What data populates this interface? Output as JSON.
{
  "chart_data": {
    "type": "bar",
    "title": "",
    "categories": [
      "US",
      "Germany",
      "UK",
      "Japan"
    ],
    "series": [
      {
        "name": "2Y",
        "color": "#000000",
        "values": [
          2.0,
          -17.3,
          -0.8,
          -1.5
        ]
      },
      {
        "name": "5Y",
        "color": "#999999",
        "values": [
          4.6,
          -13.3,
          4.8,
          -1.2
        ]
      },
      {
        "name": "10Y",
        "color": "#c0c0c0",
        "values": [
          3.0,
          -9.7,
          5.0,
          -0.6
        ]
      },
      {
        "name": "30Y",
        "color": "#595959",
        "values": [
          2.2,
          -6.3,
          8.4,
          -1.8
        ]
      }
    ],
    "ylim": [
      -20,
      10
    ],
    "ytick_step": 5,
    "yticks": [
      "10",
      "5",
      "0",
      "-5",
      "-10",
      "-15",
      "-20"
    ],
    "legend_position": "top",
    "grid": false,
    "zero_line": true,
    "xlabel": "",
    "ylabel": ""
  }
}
========================================================================
Problem to solve:
Write out all the records above again, exactly as they stand.

Expected answer:
What data populates this interface? Output as JSON.
{
  "chart_data": {
    "type": "bar",
    "title": "",
    "categories": [
      "US",
      "Germany",
      "UK",
      "Japan"
    ],
    "series": [
      {
        "name": "2Y",
        "color": "#000000",
        "values": [
          2.0,
          -17.3,
          -0.8,
          -1.5
        ]
      },
      {
        "name": "5Y",
        "color": "#999999",
        "values": [
          4.6,
          -13.3,
          4.8,
          -1.2
        ]
      },
      {
        "name": "10Y",
        "color": "#c0c0c0",
        "values": [
          3.0,
          -9.7,
          5.0,
          -0.6
        ]
      },
      {
        "name": "30Y",
        "color": "#595959",
        "values": [
          2.2,
          -6.3,
          8.4,
          -1.8
        ]
      }
    ],
    "ylim": [
      -20,
      10
    ],
    "ytick_step": 5,
    "yticks": [
      "10",
      "5",
      "0",
      "-5",
      "-10",
      "-15",
      "-20"
    ],
    "legend_position": "top",
    "grid": false,
    "zero_line": true,
    "xlabel": "",
    "ylabel": ""
  }
}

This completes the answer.